··· Given entries ···
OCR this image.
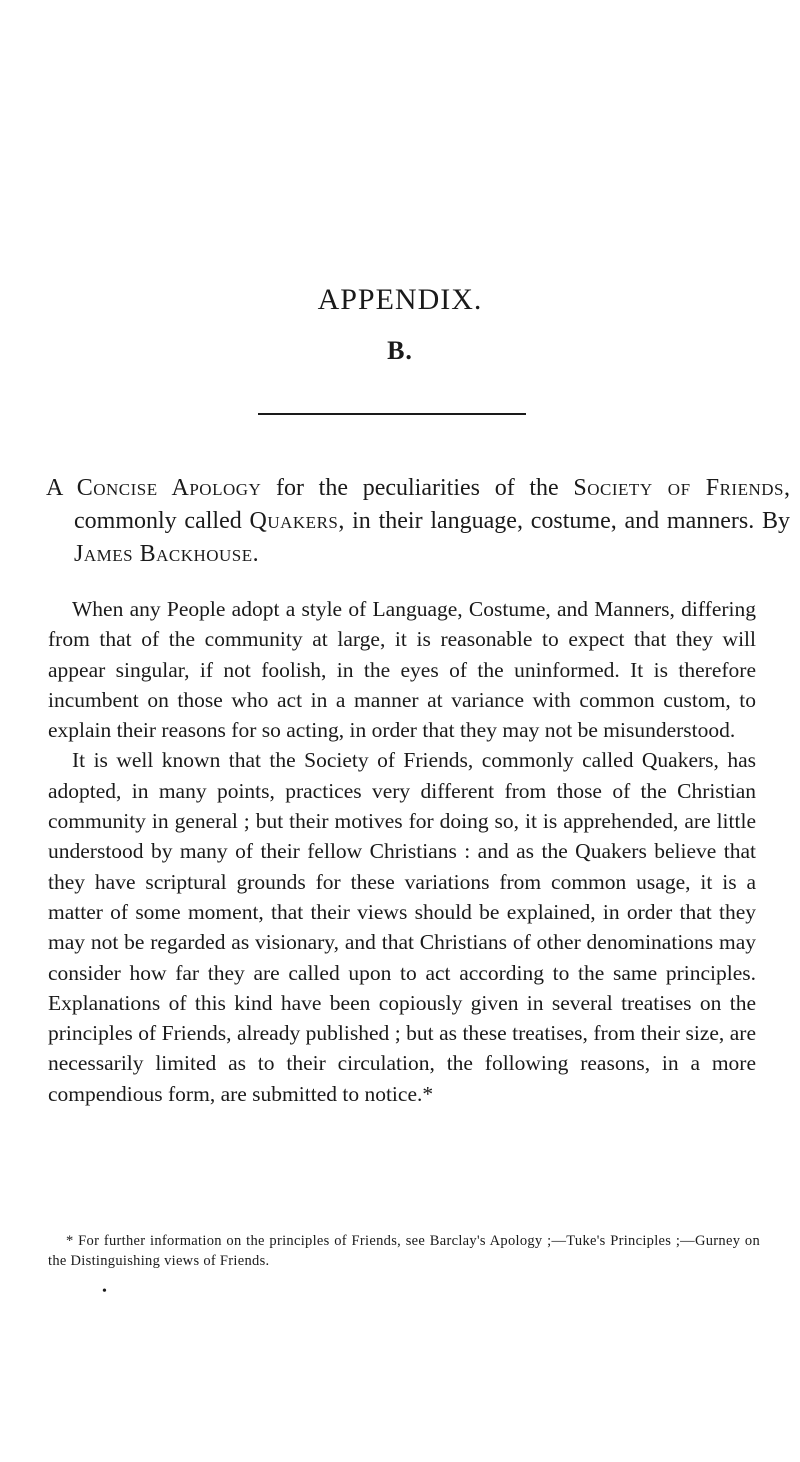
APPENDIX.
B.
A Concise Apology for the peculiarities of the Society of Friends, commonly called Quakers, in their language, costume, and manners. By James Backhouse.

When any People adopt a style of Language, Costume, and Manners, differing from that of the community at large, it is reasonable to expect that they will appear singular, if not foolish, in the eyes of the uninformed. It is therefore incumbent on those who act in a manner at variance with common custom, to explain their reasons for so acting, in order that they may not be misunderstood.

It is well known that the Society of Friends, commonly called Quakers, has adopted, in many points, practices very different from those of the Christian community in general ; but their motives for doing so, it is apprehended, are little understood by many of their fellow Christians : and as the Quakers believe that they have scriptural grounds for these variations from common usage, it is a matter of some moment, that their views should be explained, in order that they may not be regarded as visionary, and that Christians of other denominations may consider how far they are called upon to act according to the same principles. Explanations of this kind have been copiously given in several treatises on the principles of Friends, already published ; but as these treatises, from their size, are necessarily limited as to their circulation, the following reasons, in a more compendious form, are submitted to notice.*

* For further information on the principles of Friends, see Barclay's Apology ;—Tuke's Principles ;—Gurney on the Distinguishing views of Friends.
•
···
··· Given entries ···
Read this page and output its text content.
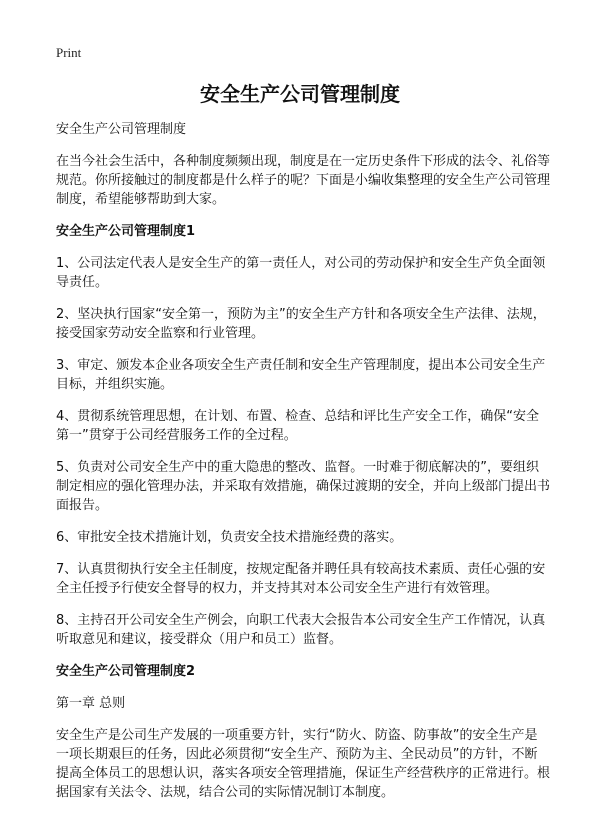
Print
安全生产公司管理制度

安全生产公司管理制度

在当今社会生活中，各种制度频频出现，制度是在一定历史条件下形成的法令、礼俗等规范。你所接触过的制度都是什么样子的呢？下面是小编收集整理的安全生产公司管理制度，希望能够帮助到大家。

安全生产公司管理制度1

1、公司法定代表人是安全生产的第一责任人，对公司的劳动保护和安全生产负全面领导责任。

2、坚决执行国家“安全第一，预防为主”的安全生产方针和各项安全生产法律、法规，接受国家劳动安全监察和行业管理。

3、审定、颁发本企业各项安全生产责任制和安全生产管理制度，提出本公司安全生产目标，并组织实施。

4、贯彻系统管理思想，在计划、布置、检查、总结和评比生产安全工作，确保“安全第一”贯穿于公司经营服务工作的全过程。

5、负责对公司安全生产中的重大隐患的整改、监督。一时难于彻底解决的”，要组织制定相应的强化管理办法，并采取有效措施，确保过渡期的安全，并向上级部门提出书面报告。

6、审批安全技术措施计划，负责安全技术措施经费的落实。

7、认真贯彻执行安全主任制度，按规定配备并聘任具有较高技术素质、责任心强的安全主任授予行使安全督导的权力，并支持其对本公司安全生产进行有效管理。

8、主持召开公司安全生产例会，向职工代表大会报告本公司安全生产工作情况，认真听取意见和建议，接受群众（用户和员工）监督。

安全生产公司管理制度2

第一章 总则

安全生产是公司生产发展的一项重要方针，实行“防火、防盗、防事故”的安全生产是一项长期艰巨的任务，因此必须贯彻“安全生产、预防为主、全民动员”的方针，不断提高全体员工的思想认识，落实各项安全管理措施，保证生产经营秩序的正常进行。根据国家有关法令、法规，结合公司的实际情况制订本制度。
···
Spot every line that holds "Apology" and copy it.

A Concise Apology for the peculiarities of the Society of Friends, commonly called Quakers, in their language, costume, and manners. By James Backhouse.
* For further information on the principles of Friends, see Barclay's Apology ;—Tuke's Principles ;—Gurney on the Distinguishing views of Friends.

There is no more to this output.